In the entries below, find every line with "from" and copy it.

--- Task input ---

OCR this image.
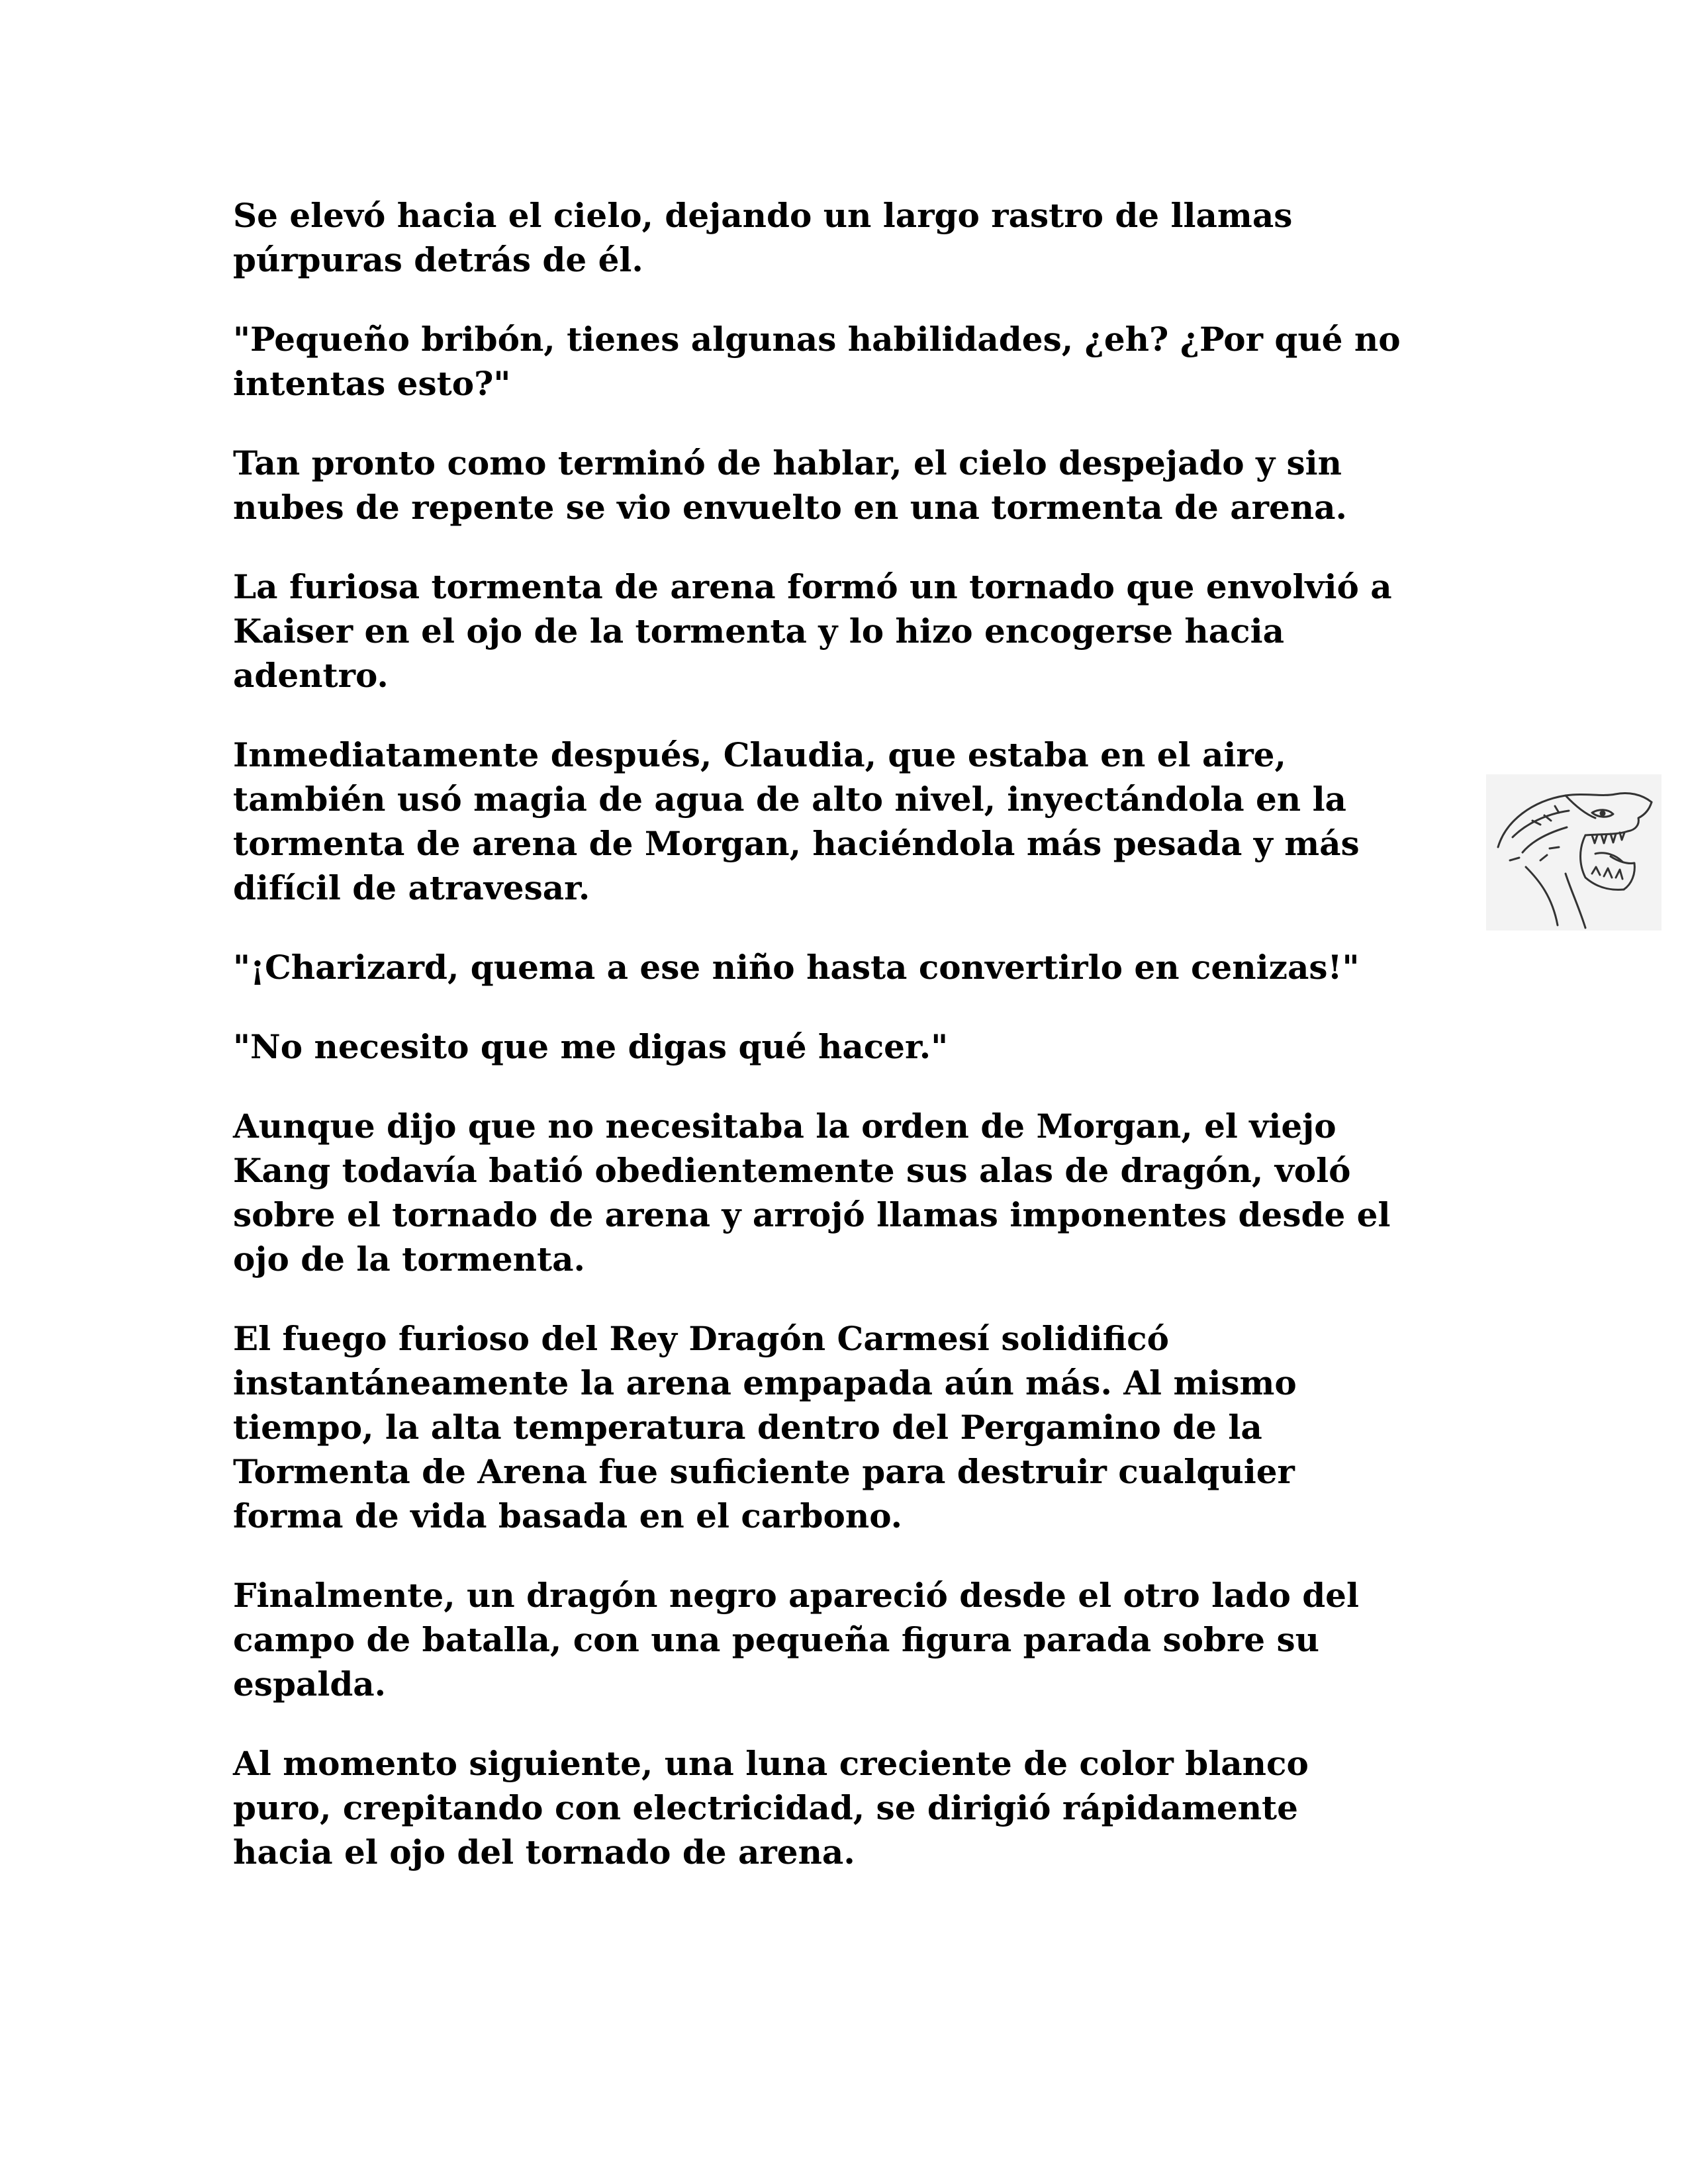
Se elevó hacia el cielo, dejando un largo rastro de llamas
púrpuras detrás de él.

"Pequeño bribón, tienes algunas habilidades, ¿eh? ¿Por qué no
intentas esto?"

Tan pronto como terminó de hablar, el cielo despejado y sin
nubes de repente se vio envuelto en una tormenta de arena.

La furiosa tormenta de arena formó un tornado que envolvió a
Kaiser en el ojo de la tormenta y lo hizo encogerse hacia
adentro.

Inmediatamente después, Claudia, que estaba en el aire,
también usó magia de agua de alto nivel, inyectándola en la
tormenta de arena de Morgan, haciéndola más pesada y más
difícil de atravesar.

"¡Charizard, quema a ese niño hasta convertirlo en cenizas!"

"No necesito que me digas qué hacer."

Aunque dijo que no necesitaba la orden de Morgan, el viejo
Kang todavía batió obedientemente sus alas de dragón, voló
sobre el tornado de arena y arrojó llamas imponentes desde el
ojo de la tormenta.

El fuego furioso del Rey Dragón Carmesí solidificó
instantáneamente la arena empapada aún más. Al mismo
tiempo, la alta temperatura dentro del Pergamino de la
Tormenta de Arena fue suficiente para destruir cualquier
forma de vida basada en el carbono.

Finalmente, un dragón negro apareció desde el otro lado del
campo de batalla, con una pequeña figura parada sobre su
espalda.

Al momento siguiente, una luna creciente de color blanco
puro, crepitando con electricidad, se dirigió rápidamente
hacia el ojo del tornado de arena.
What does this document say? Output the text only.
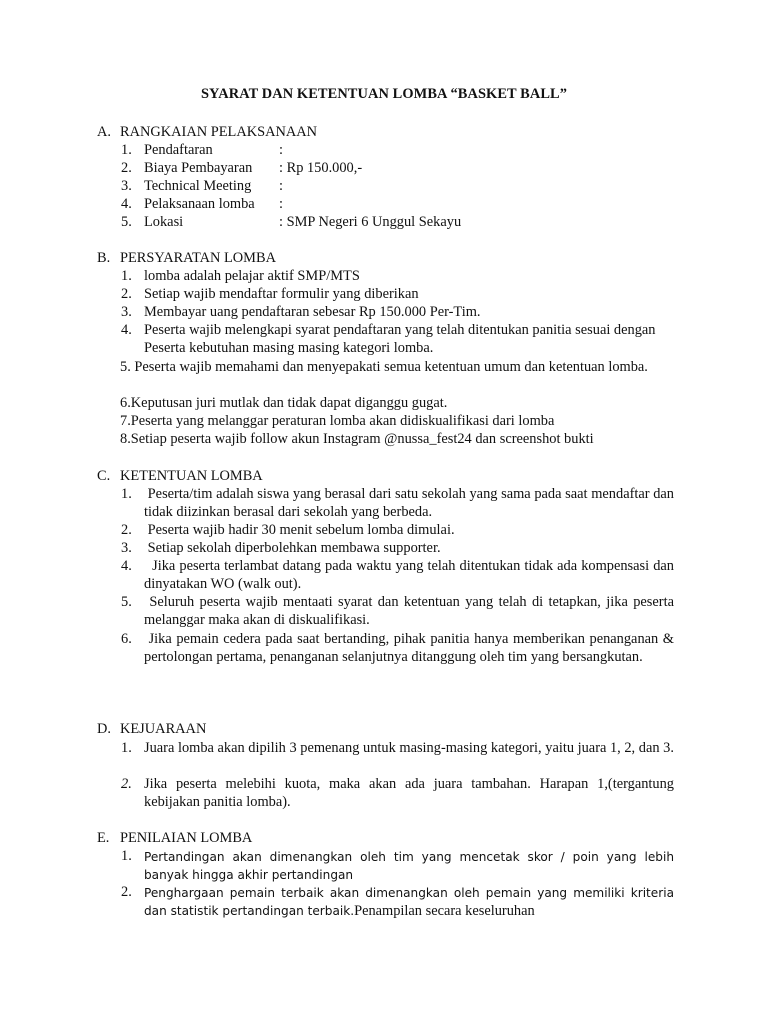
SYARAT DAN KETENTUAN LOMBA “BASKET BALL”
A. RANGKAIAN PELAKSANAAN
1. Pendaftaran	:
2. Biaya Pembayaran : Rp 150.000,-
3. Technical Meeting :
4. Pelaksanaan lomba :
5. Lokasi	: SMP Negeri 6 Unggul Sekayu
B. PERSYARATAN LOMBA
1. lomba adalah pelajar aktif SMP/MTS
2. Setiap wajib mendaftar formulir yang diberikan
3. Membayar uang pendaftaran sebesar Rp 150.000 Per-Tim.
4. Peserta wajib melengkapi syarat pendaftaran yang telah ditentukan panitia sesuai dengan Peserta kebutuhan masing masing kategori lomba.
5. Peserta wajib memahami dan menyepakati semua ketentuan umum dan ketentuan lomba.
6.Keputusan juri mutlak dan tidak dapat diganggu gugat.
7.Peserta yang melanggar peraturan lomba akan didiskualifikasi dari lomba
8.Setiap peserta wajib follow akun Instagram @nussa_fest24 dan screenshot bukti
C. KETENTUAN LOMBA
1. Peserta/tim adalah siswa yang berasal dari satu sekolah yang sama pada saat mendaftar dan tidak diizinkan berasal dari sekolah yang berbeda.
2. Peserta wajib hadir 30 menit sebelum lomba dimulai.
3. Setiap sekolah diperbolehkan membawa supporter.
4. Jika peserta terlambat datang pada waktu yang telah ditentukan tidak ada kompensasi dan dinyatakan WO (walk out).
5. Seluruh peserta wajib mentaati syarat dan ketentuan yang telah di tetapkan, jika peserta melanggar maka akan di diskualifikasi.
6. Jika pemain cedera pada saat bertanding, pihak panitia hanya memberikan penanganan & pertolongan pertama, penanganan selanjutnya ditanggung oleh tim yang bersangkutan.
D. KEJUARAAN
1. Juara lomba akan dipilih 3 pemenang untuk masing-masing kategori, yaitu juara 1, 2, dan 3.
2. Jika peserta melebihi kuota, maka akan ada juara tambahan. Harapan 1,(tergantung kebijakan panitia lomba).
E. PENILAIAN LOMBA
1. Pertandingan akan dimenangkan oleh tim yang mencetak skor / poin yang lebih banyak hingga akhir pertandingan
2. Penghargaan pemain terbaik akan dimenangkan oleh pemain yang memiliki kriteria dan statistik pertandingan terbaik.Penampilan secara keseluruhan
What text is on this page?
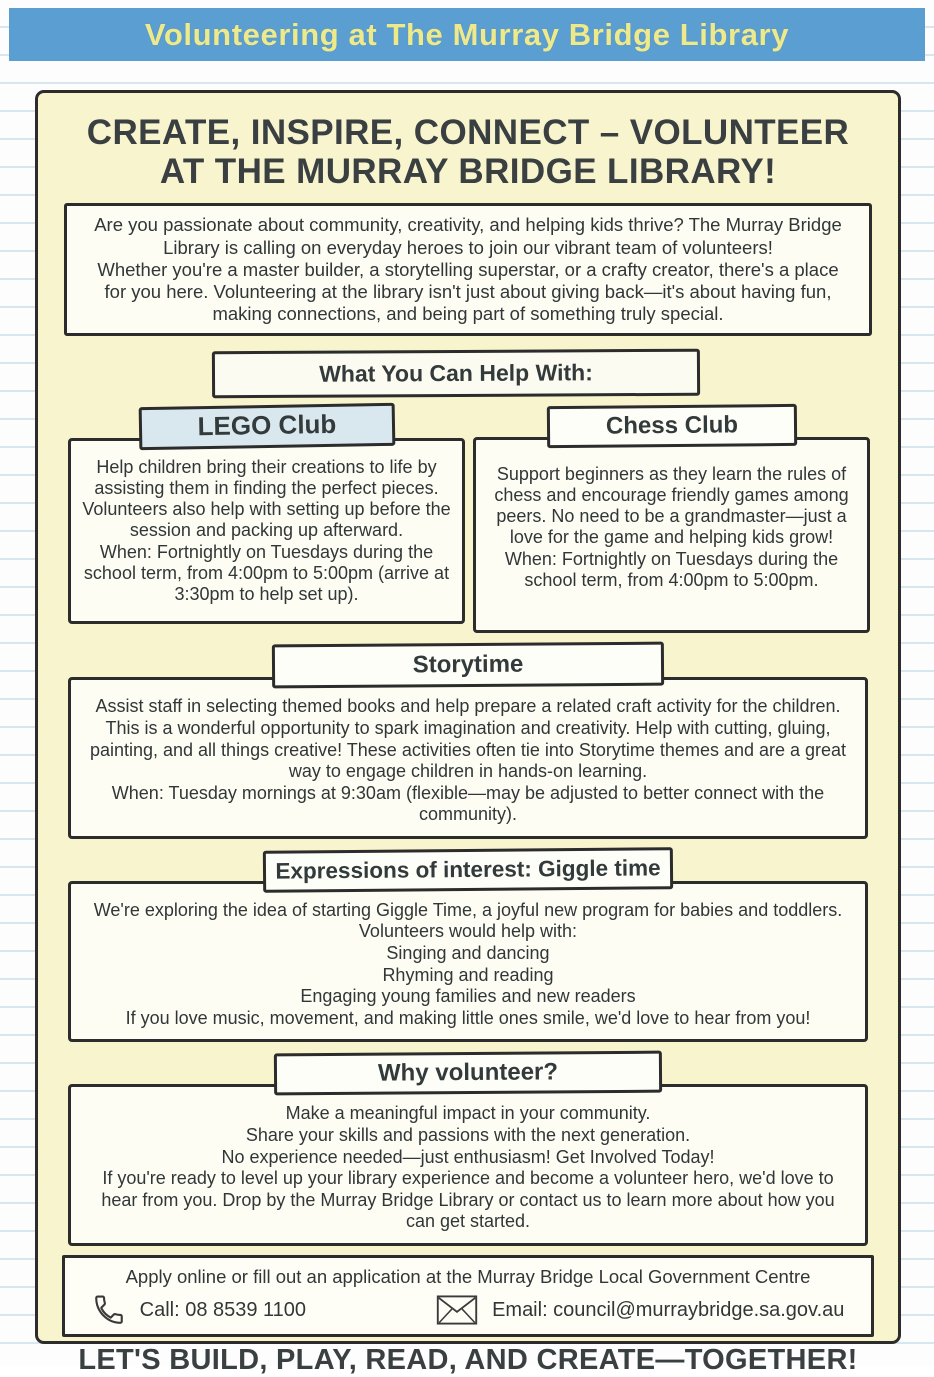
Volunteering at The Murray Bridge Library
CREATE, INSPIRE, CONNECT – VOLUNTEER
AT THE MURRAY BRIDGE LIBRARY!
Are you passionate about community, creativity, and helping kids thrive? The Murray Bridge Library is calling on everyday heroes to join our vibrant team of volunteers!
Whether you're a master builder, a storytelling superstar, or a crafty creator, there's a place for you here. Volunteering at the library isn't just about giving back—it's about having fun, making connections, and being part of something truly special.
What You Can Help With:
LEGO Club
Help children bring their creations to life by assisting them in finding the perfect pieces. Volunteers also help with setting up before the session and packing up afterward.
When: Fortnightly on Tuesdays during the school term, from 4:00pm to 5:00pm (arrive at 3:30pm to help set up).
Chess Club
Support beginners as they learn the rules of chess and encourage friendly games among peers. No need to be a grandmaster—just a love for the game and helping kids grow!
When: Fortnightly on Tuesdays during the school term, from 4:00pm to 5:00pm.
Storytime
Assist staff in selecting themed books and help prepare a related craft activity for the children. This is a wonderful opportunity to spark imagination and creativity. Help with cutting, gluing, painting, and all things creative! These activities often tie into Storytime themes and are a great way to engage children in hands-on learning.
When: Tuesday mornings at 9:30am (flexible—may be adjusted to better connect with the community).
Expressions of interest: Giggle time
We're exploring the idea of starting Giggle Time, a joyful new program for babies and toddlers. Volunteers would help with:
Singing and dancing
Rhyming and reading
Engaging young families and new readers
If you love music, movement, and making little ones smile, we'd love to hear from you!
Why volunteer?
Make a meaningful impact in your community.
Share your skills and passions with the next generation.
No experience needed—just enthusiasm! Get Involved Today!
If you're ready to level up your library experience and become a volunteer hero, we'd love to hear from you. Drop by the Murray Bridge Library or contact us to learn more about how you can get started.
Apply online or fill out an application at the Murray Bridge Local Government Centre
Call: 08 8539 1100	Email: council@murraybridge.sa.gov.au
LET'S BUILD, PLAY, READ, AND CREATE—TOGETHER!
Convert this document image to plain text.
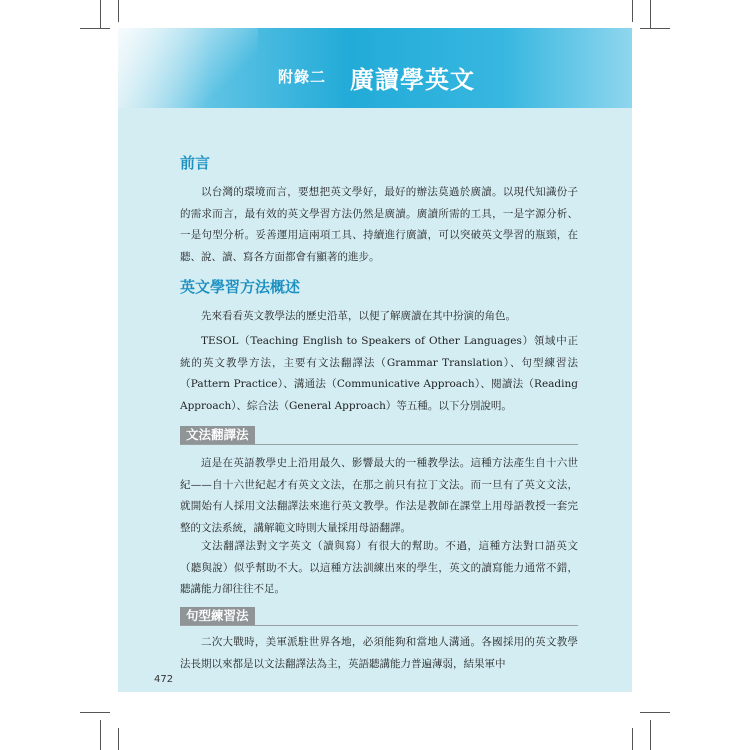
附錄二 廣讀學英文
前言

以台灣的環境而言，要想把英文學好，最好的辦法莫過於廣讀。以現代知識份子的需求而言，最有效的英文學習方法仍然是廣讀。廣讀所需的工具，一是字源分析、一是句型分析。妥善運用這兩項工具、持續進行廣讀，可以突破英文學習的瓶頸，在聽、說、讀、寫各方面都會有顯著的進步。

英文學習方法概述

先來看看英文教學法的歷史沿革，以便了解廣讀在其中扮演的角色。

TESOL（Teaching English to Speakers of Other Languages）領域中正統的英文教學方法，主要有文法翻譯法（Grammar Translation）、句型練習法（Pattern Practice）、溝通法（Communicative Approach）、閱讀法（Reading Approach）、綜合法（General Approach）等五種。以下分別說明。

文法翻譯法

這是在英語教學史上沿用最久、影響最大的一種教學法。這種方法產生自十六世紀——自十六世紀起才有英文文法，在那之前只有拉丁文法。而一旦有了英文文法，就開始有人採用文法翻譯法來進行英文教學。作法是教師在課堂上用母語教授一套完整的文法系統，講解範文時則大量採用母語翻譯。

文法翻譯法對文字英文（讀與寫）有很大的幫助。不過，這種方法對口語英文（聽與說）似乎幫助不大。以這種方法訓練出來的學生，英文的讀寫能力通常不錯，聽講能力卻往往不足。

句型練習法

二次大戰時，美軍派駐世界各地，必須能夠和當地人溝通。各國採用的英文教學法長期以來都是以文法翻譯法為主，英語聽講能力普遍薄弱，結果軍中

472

---

▶ The output:
When: Fortnightly on Tuesdays during the school term, from 4:00pm to 5:00pm (arrive at 3:30pm to help set up).
When: Fortnightly on Tuesdays during the school term, from 4:00pm to 5:00pm.
If you love music, movement, and making little ones smile, we'd love to hear from you!
If you're ready to level up your library experience and become a volunteer hero, we'd love to hear from you. Drop by the Murray Bridge Library or contact us to learn more about how you can get started.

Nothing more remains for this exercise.